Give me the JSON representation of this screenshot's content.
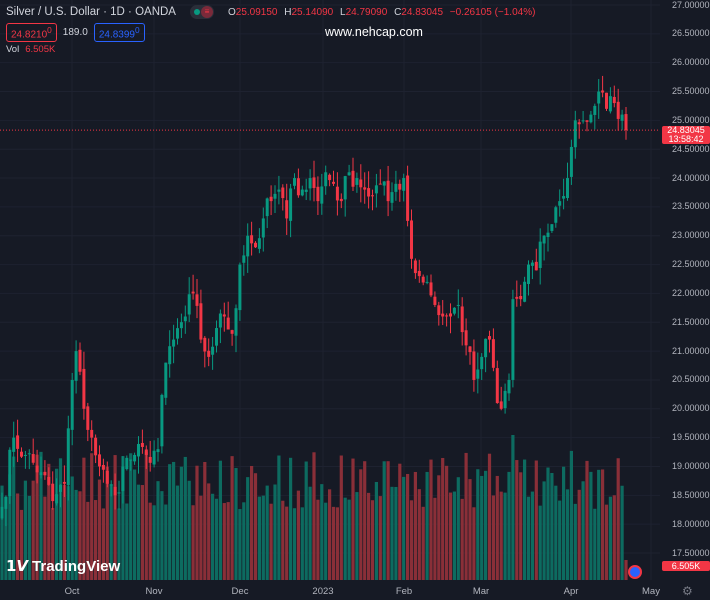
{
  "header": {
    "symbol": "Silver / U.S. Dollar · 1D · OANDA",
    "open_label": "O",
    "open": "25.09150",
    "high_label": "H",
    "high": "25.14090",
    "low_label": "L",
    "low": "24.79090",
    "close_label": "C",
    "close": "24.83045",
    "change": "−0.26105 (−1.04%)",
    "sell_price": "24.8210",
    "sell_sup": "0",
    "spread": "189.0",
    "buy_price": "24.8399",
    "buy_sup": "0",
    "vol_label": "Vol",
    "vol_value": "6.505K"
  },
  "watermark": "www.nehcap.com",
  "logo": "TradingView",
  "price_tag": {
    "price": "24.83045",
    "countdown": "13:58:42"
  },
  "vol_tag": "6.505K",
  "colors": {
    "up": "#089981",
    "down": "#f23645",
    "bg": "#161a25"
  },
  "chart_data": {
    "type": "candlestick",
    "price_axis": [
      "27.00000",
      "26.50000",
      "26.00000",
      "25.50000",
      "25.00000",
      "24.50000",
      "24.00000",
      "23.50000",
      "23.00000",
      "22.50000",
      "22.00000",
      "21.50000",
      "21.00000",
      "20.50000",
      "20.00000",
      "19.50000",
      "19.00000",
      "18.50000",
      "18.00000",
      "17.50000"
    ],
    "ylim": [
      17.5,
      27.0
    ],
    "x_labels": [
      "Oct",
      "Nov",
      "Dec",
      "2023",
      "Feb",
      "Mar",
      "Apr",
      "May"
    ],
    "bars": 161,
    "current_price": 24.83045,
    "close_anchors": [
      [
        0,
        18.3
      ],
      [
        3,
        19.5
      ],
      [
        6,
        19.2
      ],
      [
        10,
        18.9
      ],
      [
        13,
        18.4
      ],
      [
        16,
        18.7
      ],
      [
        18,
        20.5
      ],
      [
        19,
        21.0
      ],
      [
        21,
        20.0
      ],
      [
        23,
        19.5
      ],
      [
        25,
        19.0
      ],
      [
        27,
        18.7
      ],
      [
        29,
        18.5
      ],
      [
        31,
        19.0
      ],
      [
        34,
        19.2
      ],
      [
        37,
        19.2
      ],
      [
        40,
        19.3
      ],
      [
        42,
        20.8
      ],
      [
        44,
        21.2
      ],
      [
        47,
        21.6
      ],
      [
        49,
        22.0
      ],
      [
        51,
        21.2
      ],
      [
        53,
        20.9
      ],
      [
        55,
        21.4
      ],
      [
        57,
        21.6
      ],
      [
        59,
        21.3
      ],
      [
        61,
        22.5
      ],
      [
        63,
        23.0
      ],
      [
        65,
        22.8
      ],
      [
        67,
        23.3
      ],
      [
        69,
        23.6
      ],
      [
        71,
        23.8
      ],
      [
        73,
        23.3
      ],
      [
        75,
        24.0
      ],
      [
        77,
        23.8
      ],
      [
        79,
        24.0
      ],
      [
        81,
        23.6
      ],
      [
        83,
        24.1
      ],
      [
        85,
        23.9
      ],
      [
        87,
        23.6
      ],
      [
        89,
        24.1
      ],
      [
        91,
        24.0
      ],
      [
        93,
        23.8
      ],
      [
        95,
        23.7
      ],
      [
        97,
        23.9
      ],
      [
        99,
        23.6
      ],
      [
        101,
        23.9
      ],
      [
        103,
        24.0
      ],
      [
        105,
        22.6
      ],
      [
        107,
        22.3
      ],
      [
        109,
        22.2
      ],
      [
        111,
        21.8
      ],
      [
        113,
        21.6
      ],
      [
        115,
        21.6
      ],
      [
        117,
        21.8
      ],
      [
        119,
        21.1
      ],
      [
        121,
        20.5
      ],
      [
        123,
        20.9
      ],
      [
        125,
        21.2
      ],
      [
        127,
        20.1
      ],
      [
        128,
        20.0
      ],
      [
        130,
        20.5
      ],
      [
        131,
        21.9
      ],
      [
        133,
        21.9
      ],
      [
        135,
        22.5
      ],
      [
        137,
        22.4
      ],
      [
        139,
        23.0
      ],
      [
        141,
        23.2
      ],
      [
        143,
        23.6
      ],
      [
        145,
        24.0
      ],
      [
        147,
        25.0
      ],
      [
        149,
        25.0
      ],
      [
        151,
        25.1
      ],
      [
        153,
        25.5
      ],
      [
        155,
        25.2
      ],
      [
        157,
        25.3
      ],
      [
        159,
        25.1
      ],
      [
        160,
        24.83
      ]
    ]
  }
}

> Exercise goal
Give the data above again in full and unchanged, skipping the pictures.

> Exercise response
Give me the JSON representation of this screenshot's content.
{
  "header": {
    "symbol": "Silver / U.S. Dollar · 1D · OANDA",
    "open_label": "O",
    "open": "25.09150",
    "high_label": "H",
    "high": "25.14090",
    "low_label": "L",
    "low": "24.79090",
    "close_label": "C",
    "close": "24.83045",
    "change": "−0.26105 (−1.04%)",
    "sell_price": "24.8210",
    "sell_sup": "0",
    "spread": "189.0",
    "buy_price": "24.8399",
    "buy_sup": "0",
    "vol_label": "Vol",
    "vol_value": "6.505K"
  },
  "watermark": "www.nehcap.com",
  "logo": "TradingView",
  "price_tag": {
    "price": "24.83045",
    "countdown": "13:58:42"
  },
  "vol_tag": "6.505K",
  "colors": {
    "up": "#089981",
    "down": "#f23645",
    "bg": "#161a25"
  },
  "chart_data": {
    "type": "candlestick",
    "price_axis": [
      "27.00000",
      "26.50000",
      "26.00000",
      "25.50000",
      "25.00000",
      "24.50000",
      "24.00000",
      "23.50000",
      "23.00000",
      "22.50000",
      "22.00000",
      "21.50000",
      "21.00000",
      "20.50000",
      "20.00000",
      "19.50000",
      "19.00000",
      "18.50000",
      "18.00000",
      "17.50000"
    ],
    "ylim": [
      17.5,
      27.0
    ],
    "x_labels": [
      "Oct",
      "Nov",
      "Dec",
      "2023",
      "Feb",
      "Mar",
      "Apr",
      "May"
    ],
    "bars": 161,
    "current_price": 24.83045,
    "close_anchors": [
      [
        0,
        18.3
      ],
      [
        3,
        19.5
      ],
      [
        6,
        19.2
      ],
      [
        10,
        18.9
      ],
      [
        13,
        18.4
      ],
      [
        16,
        18.7
      ],
      [
        18,
        20.5
      ],
      [
        19,
        21.0
      ],
      [
        21,
        20.0
      ],
      [
        23,
        19.5
      ],
      [
        25,
        19.0
      ],
      [
        27,
        18.7
      ],
      [
        29,
        18.5
      ],
      [
        31,
        19.0
      ],
      [
        34,
        19.2
      ],
      [
        37,
        19.2
      ],
      [
        40,
        19.3
      ],
      [
        42,
        20.8
      ],
      [
        44,
        21.2
      ],
      [
        47,
        21.6
      ],
      [
        49,
        22.0
      ],
      [
        51,
        21.2
      ],
      [
        53,
        20.9
      ],
      [
        55,
        21.4
      ],
      [
        57,
        21.6
      ],
      [
        59,
        21.3
      ],
      [
        61,
        22.5
      ],
      [
        63,
        23.0
      ],
      [
        65,
        22.8
      ],
      [
        67,
        23.3
      ],
      [
        69,
        23.6
      ],
      [
        71,
        23.8
      ],
      [
        73,
        23.3
      ],
      [
        75,
        24.0
      ],
      [
        77,
        23.8
      ],
      [
        79,
        24.0
      ],
      [
        81,
        23.6
      ],
      [
        83,
        24.1
      ],
      [
        85,
        23.9
      ],
      [
        87,
        23.6
      ],
      [
        89,
        24.1
      ],
      [
        91,
        24.0
      ],
      [
        93,
        23.8
      ],
      [
        95,
        23.7
      ],
      [
        97,
        23.9
      ],
      [
        99,
        23.6
      ],
      [
        101,
        23.9
      ],
      [
        103,
        24.0
      ],
      [
        105,
        22.6
      ],
      [
        107,
        22.3
      ],
      [
        109,
        22.2
      ],
      [
        111,
        21.8
      ],
      [
        113,
        21.6
      ],
      [
        115,
        21.6
      ],
      [
        117,
        21.8
      ],
      [
        119,
        21.1
      ],
      [
        121,
        20.5
      ],
      [
        123,
        20.9
      ],
      [
        125,
        21.2
      ],
      [
        127,
        20.1
      ],
      [
        128,
        20.0
      ],
      [
        130,
        20.5
      ],
      [
        131,
        21.9
      ],
      [
        133,
        21.9
      ],
      [
        135,
        22.5
      ],
      [
        137,
        22.4
      ],
      [
        139,
        23.0
      ],
      [
        141,
        23.2
      ],
      [
        143,
        23.6
      ],
      [
        145,
        24.0
      ],
      [
        147,
        25.0
      ],
      [
        149,
        25.0
      ],
      [
        151,
        25.1
      ],
      [
        153,
        25.5
      ],
      [
        155,
        25.2
      ],
      [
        157,
        25.3
      ],
      [
        159,
        25.1
      ],
      [
        160,
        24.83
      ]
    ]
  }
}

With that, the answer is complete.